#### Entries provided ####

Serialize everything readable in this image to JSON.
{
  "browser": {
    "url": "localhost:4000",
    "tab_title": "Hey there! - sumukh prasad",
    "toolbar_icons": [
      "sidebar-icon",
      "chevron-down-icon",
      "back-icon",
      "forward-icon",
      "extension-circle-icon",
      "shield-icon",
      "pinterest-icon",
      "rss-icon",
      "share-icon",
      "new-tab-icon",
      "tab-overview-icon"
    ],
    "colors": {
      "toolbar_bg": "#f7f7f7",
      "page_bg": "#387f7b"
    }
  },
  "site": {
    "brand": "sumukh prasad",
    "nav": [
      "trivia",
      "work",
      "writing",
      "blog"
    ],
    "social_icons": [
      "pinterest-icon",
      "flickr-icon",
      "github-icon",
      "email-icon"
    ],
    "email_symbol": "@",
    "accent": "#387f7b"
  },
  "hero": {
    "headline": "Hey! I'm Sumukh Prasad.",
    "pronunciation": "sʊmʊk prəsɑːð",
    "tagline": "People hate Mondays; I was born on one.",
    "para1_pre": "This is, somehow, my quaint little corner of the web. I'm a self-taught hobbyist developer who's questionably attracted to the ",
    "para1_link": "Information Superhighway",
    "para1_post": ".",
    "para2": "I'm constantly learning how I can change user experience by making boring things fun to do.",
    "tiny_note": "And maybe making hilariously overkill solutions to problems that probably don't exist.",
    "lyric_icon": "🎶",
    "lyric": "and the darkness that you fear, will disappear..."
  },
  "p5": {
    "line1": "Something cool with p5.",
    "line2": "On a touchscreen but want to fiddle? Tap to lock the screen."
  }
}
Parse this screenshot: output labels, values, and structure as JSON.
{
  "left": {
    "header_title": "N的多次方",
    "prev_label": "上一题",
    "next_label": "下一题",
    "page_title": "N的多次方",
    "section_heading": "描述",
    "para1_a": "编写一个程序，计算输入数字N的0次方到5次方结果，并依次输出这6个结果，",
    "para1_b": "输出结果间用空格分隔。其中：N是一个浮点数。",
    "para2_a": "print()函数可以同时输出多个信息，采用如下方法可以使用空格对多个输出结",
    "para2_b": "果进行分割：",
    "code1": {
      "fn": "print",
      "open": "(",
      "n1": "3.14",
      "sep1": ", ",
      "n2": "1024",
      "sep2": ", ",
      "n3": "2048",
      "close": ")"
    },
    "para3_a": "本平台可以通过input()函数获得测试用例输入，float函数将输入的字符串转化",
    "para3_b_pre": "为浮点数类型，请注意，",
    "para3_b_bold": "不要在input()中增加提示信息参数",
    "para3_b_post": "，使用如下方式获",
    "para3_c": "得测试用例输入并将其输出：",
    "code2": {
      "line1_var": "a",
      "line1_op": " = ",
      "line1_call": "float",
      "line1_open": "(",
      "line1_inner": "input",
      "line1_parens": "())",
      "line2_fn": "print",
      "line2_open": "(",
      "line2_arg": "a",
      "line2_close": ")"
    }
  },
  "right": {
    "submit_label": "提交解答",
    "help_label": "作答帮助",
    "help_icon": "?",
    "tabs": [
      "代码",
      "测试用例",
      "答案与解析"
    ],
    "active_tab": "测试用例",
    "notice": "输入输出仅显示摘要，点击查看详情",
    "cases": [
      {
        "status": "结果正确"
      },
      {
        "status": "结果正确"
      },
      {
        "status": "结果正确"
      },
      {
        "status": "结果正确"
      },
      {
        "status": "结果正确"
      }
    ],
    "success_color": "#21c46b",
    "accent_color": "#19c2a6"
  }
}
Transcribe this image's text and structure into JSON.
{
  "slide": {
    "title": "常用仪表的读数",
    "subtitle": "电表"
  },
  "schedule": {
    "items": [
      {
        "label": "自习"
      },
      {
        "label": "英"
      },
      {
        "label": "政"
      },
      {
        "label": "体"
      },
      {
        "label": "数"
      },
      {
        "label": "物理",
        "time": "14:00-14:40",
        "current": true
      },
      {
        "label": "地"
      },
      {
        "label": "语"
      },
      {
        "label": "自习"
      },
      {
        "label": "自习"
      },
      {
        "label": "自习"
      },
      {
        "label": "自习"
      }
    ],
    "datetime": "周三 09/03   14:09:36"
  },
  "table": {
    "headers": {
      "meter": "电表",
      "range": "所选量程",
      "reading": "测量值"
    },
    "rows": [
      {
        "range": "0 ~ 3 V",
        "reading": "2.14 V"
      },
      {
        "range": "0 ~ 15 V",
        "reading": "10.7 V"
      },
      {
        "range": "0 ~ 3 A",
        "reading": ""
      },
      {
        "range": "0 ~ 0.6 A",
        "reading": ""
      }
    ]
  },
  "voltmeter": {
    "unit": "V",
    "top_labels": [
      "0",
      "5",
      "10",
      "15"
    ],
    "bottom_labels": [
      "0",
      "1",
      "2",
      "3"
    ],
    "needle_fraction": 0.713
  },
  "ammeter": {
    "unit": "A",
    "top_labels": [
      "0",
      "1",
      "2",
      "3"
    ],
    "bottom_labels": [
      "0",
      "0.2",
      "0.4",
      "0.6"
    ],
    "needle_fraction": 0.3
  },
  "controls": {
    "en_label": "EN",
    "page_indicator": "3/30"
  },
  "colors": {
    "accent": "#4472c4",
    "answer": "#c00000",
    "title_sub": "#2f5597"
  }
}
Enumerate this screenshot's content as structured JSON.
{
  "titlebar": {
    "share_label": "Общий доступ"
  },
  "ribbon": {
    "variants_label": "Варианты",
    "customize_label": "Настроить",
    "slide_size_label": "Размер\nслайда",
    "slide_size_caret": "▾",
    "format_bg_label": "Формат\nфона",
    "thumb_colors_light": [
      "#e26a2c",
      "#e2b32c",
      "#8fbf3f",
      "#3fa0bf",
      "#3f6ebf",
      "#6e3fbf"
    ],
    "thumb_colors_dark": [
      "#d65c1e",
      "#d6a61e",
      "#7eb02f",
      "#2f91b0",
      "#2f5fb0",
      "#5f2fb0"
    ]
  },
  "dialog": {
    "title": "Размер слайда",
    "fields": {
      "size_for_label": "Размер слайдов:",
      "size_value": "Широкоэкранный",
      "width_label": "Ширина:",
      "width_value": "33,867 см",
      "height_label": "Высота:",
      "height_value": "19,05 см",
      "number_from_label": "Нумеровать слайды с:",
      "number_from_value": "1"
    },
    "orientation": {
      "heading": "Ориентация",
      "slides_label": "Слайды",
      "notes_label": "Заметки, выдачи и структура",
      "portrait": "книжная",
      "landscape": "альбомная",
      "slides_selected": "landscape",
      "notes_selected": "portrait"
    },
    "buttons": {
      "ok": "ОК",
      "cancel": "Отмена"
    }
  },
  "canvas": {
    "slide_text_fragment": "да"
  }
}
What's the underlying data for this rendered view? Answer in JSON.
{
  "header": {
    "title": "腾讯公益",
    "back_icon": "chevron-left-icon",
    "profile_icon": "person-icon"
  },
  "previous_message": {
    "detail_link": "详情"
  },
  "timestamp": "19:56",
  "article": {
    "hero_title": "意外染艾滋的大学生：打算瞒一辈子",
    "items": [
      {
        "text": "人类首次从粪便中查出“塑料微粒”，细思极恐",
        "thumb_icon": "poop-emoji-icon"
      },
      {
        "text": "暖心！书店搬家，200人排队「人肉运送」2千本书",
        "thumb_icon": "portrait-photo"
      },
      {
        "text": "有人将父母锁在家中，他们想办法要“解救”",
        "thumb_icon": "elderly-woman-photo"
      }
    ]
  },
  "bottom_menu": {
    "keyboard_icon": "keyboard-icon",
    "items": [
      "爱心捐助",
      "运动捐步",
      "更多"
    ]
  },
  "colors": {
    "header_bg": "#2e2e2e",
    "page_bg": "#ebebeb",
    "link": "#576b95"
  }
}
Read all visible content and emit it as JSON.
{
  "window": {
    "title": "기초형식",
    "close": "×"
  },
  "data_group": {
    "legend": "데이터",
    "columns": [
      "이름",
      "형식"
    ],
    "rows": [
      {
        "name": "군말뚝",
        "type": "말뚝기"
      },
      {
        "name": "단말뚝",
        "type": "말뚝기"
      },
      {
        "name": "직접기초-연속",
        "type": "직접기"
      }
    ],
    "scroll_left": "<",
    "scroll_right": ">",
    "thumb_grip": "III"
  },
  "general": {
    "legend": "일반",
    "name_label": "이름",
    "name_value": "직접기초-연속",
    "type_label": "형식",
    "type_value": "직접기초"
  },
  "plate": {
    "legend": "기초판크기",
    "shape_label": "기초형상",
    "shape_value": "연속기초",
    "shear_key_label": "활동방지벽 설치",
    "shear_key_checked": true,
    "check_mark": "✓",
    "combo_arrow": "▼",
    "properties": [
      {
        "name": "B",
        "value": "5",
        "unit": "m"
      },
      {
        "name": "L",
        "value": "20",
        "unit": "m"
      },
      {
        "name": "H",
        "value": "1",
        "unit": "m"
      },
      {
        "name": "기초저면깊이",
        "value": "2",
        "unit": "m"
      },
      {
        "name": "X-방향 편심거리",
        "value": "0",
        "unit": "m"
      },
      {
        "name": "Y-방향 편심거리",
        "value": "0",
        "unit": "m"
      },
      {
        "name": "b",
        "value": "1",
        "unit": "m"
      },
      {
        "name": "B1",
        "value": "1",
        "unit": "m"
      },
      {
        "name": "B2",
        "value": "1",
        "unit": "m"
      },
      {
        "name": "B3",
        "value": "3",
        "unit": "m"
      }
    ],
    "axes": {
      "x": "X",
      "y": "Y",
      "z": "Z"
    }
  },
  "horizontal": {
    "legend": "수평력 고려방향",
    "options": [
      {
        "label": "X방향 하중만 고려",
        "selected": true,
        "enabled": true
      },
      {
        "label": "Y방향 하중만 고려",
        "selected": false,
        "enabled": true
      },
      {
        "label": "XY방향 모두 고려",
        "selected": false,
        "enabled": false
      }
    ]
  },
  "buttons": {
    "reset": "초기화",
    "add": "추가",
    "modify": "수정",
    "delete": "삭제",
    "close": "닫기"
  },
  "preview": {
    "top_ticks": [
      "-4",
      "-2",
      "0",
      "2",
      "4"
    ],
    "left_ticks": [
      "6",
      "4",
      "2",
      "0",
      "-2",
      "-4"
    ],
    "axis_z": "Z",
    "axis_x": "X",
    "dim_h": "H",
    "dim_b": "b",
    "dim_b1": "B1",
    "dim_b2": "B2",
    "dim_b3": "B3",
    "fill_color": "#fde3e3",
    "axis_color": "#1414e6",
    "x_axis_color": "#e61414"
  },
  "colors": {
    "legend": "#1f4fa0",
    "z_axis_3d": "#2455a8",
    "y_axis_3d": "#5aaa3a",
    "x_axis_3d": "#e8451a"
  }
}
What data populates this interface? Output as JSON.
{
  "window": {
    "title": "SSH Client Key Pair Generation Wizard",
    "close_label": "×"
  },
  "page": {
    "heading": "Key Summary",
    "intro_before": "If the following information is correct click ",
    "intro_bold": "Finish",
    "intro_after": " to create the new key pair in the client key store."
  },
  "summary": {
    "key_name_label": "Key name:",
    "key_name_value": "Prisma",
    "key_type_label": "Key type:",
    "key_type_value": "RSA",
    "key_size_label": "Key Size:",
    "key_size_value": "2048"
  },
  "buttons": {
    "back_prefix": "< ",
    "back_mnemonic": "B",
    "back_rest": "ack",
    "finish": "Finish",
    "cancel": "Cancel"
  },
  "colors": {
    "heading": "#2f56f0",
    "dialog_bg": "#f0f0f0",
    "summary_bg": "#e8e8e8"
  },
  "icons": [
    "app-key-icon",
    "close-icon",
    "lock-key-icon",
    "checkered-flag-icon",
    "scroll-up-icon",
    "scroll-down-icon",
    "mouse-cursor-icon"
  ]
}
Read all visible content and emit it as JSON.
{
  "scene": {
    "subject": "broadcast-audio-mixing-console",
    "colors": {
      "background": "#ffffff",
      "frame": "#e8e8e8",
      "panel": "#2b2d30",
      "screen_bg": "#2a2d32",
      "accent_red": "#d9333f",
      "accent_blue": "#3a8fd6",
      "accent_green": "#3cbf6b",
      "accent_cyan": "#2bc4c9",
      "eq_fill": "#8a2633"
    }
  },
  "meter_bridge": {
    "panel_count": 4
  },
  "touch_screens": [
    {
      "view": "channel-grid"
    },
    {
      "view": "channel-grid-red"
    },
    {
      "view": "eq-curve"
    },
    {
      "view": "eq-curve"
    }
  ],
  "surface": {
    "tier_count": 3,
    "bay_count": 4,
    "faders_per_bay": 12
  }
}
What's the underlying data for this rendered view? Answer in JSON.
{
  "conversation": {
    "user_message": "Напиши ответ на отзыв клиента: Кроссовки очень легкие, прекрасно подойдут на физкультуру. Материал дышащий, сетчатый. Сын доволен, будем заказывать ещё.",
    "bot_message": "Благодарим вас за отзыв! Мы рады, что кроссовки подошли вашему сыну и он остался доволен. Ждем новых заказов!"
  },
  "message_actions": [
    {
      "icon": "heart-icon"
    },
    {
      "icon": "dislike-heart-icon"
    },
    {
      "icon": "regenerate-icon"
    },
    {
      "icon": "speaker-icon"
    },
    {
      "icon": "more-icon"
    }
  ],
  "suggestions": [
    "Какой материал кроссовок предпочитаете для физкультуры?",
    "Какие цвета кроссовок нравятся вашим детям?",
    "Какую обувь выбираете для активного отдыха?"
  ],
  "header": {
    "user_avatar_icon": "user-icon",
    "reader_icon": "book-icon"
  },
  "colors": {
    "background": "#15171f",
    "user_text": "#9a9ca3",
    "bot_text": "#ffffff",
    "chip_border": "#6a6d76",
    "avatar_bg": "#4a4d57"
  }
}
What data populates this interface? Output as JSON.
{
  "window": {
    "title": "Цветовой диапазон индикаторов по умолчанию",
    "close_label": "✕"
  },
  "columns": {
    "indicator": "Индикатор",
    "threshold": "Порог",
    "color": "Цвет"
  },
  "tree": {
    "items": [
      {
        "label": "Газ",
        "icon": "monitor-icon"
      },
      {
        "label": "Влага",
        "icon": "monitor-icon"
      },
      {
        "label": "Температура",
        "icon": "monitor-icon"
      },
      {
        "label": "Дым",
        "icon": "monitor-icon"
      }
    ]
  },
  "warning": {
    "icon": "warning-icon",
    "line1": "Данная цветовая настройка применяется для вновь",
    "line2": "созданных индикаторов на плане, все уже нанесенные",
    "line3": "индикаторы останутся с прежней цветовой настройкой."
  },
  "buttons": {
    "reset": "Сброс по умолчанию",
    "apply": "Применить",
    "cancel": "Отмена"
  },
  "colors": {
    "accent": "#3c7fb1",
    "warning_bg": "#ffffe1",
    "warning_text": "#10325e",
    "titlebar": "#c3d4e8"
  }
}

####

Stated goal
State how many lines in the records above contain the word "cancel", giving only the number.

Result of the task
3